### Short problem
The answer is one number: how many lines in the data below hold "Actions".

### Task input
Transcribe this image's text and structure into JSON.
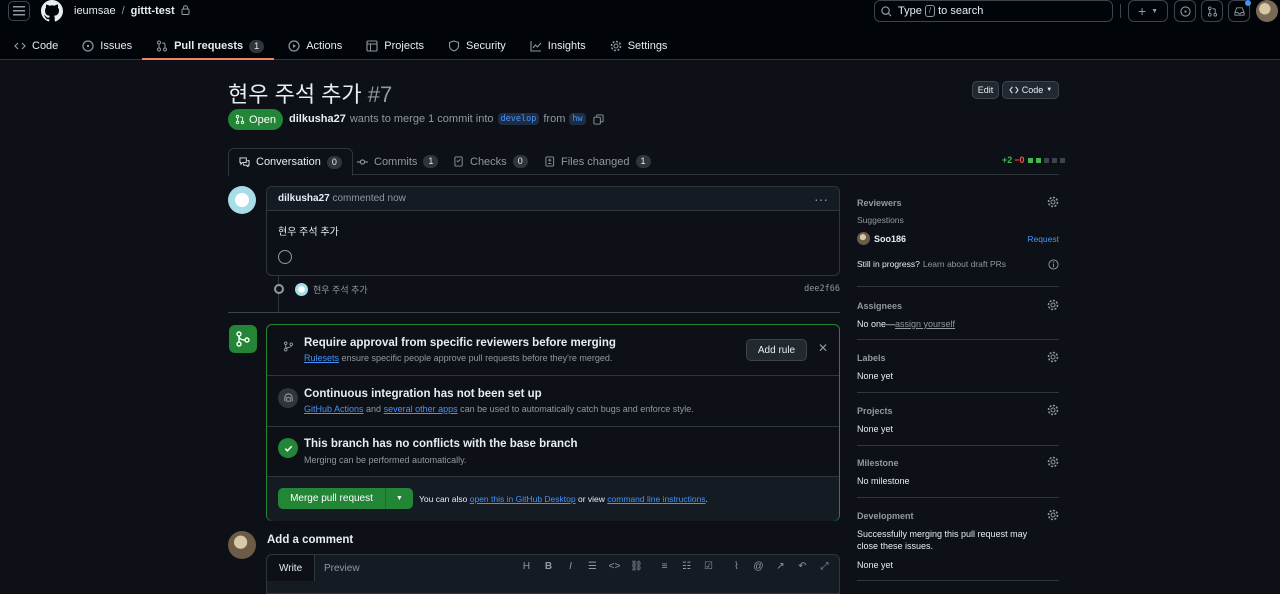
{
  "header": {
    "owner": "ieumsae",
    "separator": "/",
    "repo": "gittt-test",
    "search_placeholder_prefix": "Type",
    "search_key": "/",
    "search_placeholder_suffix": "to search"
  },
  "repo_nav": [
    {
      "label": "Code",
      "icon": "code-icon"
    },
    {
      "label": "Issues",
      "icon": "issue-icon"
    },
    {
      "label": "Pull requests",
      "icon": "pull-request-icon",
      "count": "1",
      "selected": true
    },
    {
      "label": "Actions",
      "icon": "play-icon"
    },
    {
      "label": "Projects",
      "icon": "table-icon"
    },
    {
      "label": "Security",
      "icon": "shield-icon"
    },
    {
      "label": "Insights",
      "icon": "graph-icon"
    },
    {
      "label": "Settings",
      "icon": "gear-icon"
    }
  ],
  "pr": {
    "title": "현우 주석 추가",
    "number": "#7",
    "edit_label": "Edit",
    "code_label": "Code",
    "state": "Open",
    "author": "dilkusha27",
    "meta_text": "wants to merge 1 commit into",
    "base_branch": "develop",
    "from_text": "from",
    "head_branch": "hw"
  },
  "tabs": [
    {
      "label": "Conversation",
      "count": "0",
      "icon": "comment-icon"
    },
    {
      "label": "Commits",
      "count": "1",
      "icon": "commit-icon"
    },
    {
      "label": "Checks",
      "count": "0",
      "icon": "checklist-icon"
    },
    {
      "label": "Files changed",
      "count": "1",
      "icon": "file-diff-icon"
    }
  ],
  "diffstat": {
    "additions": "+2",
    "deletions": "−0"
  },
  "comment": {
    "author": "dilkusha27",
    "when": "commented now",
    "body": "현우 주석 추가"
  },
  "commit": {
    "message": "현우 주석 추가",
    "sha": "dee2f66"
  },
  "merge_box": {
    "rules_title": "Require approval from specific reviewers before merging",
    "rules_link": "Rulesets",
    "rules_sub": "ensure specific people approve pull requests before they're merged.",
    "add_rule": "Add rule",
    "ci_title": "Continuous integration has not been set up",
    "ci_link1": "GitHub Actions",
    "ci_and": "and",
    "ci_link2": "several other apps",
    "ci_sub": "can be used to automatically catch bugs and enforce style.",
    "conflict_title": "This branch has no conflicts with the base branch",
    "conflict_sub": "Merging can be performed automatically.",
    "merge_button": "Merge pull request",
    "also_text": "You can also",
    "desktop_link": "open this in GitHub Desktop",
    "or_view": "or view",
    "cli_link": "command line instructions",
    "period": "."
  },
  "add_comment": {
    "title": "Add a comment",
    "write_tab": "Write",
    "preview_tab": "Preview"
  },
  "sidebar": {
    "reviewers": {
      "heading": "Reviewers",
      "suggestions": "Suggestions",
      "suggested_user": "Soo186",
      "request": "Request",
      "in_progress": "Still in progress?",
      "draft_link": "Learn about draft PRs"
    },
    "assignees": {
      "heading": "Assignees",
      "none": "No one—",
      "assign_link": "assign yourself"
    },
    "labels": {
      "heading": "Labels",
      "value": "None yet"
    },
    "projects": {
      "heading": "Projects",
      "value": "None yet"
    },
    "milestone": {
      "heading": "Milestone",
      "value": "No milestone"
    },
    "development": {
      "heading": "Development",
      "text": "Successfully merging this pull request may close these issues.",
      "value": "None yet"
    }
  },
  "colors": {
    "accent_green": "#238636",
    "link_blue": "#4493f8",
    "tab_underline": "#f78166"
  }
}
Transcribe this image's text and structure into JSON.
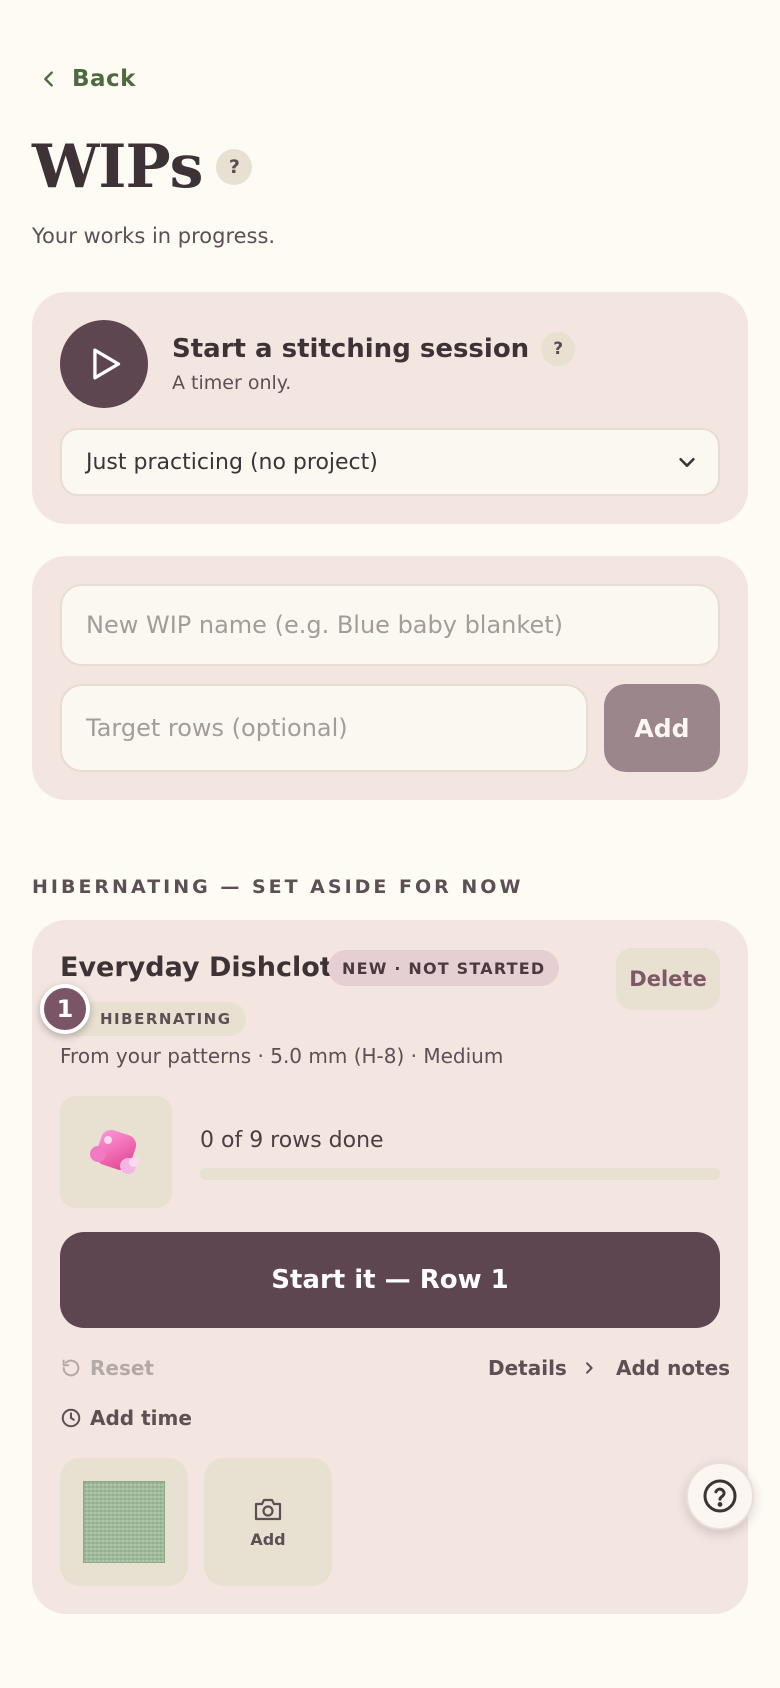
{
  "nav": {
    "back_label": "Back"
  },
  "header": {
    "title": "WIPs",
    "help_badge": "?",
    "subtitle": "Your works in progress."
  },
  "session": {
    "title": "Start a stitching session",
    "help_badge": "?",
    "subtitle": "A timer only.",
    "project_select": "Just practicing (no project)"
  },
  "new_wip": {
    "name_placeholder": "New WIP name (e.g. Blue baby blanket)",
    "rows_placeholder": "Target rows (optional)",
    "add_label": "Add"
  },
  "section": {
    "label": "HIBERNATING — SET ASIDE FOR NOW"
  },
  "wip": {
    "name": "Everyday Dishcloth",
    "status_badge": "NEW · NOT STARTED",
    "state_badge": "HIBERNATING",
    "marker": "1",
    "delete_label": "Delete",
    "meta": "From your patterns · 5.0 mm (H-8) · Medium",
    "progress_text": "0 of 9 rows done",
    "progress_fraction": 0,
    "start_label": "Start it — Row 1",
    "reset_label": "Reset",
    "details_label": "Details",
    "notes_label": "Add notes",
    "add_time_label": "Add time",
    "add_photo_label": "Add"
  },
  "colors": {
    "accent": "#5e4650",
    "link_green": "#4d6b3f",
    "card_bg": "#f3e5df",
    "page_bg": "#fdfbf4"
  }
}
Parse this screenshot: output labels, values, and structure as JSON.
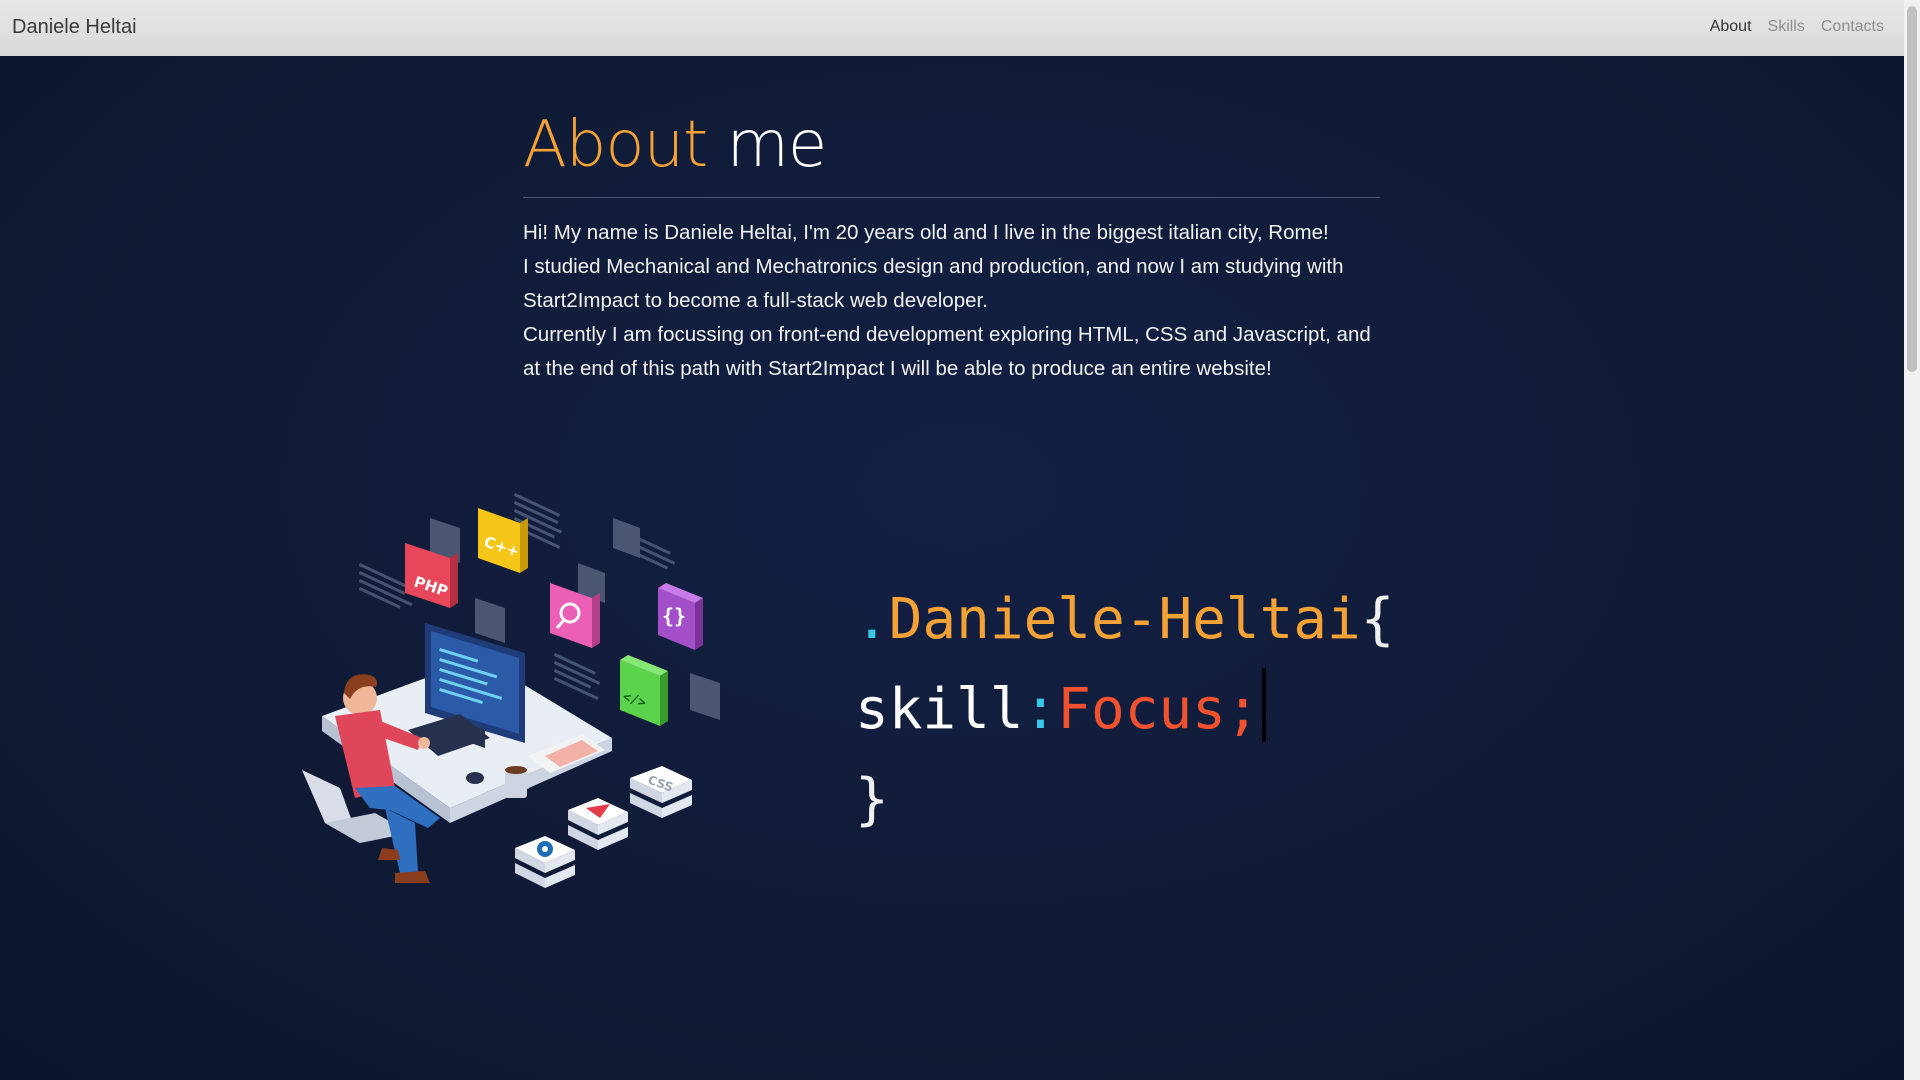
{
  "navbar": {
    "brand": "Daniele Heltai",
    "links": [
      "About",
      "Skills",
      "Contacts"
    ],
    "active": "About"
  },
  "about": {
    "title_accent": "About",
    "title_rest": "me",
    "paragraphs": [
      "Hi! My name is Daniele Heltai, I'm 20 years old and I live in the biggest italian city, Rome!",
      "I studied Mechanical and Mechatronics design and production, and now I am studying with Start2Impact to become a full-stack web developer.",
      "Currently I am focussing on front-end development exploring HTML, CSS and Javascript, and at the end of this path with Start2Impact I will be able to produce an entire website!"
    ]
  },
  "illustration": {
    "tiles": [
      "PHP",
      "C++",
      "{}",
      "</>",
      "CSS"
    ]
  },
  "code": {
    "dot": ".",
    "class_name": "Daniele-Heltai",
    "open_brace": "{",
    "property": "skill",
    "colon": ":",
    "value": "Focus;",
    "close_brace": "}"
  },
  "colors": {
    "accent": "#f4a236",
    "cyan": "#39c7e6",
    "red": "#f0522f",
    "background": "#111c39"
  }
}
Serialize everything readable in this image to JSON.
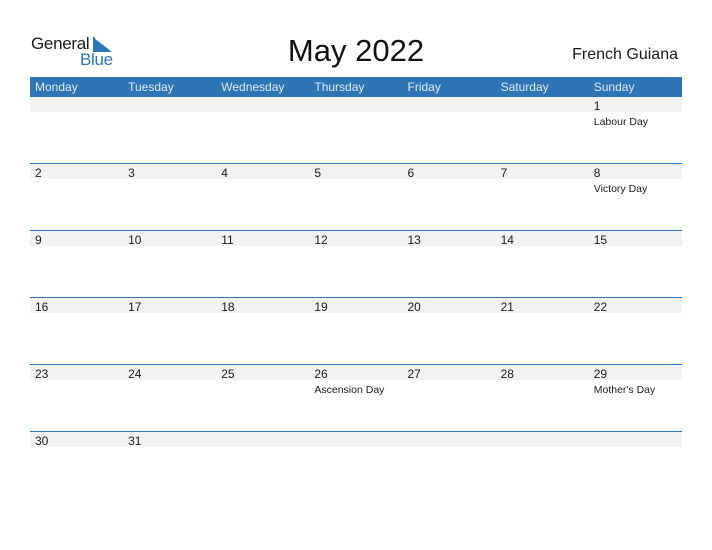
{
  "logo": {
    "word1": "General",
    "word2": "Blue",
    "icon": "triangle-flag-icon"
  },
  "title": "May 2022",
  "country": "French Guiana",
  "colors": {
    "accent": "#2e75b6",
    "band": "#f2f2f2"
  },
  "weekdays": [
    "Monday",
    "Tuesday",
    "Wednesday",
    "Thursday",
    "Friday",
    "Saturday",
    "Sunday"
  ],
  "weeks": [
    {
      "days": [
        {
          "num": "",
          "holiday": ""
        },
        {
          "num": "",
          "holiday": ""
        },
        {
          "num": "",
          "holiday": ""
        },
        {
          "num": "",
          "holiday": ""
        },
        {
          "num": "",
          "holiday": ""
        },
        {
          "num": "",
          "holiday": ""
        },
        {
          "num": "1",
          "holiday": "Labour Day"
        }
      ]
    },
    {
      "days": [
        {
          "num": "2",
          "holiday": ""
        },
        {
          "num": "3",
          "holiday": ""
        },
        {
          "num": "4",
          "holiday": ""
        },
        {
          "num": "5",
          "holiday": ""
        },
        {
          "num": "6",
          "holiday": ""
        },
        {
          "num": "7",
          "holiday": ""
        },
        {
          "num": "8",
          "holiday": "Victory Day"
        }
      ]
    },
    {
      "days": [
        {
          "num": "9",
          "holiday": ""
        },
        {
          "num": "10",
          "holiday": ""
        },
        {
          "num": "11",
          "holiday": ""
        },
        {
          "num": "12",
          "holiday": ""
        },
        {
          "num": "13",
          "holiday": ""
        },
        {
          "num": "14",
          "holiday": ""
        },
        {
          "num": "15",
          "holiday": ""
        }
      ]
    },
    {
      "days": [
        {
          "num": "16",
          "holiday": ""
        },
        {
          "num": "17",
          "holiday": ""
        },
        {
          "num": "18",
          "holiday": ""
        },
        {
          "num": "19",
          "holiday": ""
        },
        {
          "num": "20",
          "holiday": ""
        },
        {
          "num": "21",
          "holiday": ""
        },
        {
          "num": "22",
          "holiday": ""
        }
      ]
    },
    {
      "days": [
        {
          "num": "23",
          "holiday": ""
        },
        {
          "num": "24",
          "holiday": ""
        },
        {
          "num": "25",
          "holiday": ""
        },
        {
          "num": "26",
          "holiday": "Ascension Day"
        },
        {
          "num": "27",
          "holiday": ""
        },
        {
          "num": "28",
          "holiday": ""
        },
        {
          "num": "29",
          "holiday": "Mother's Day"
        }
      ]
    },
    {
      "days": [
        {
          "num": "30",
          "holiday": ""
        },
        {
          "num": "31",
          "holiday": ""
        },
        {
          "num": "",
          "holiday": ""
        },
        {
          "num": "",
          "holiday": ""
        },
        {
          "num": "",
          "holiday": ""
        },
        {
          "num": "",
          "holiday": ""
        },
        {
          "num": "",
          "holiday": ""
        }
      ]
    }
  ]
}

### Expected answer
2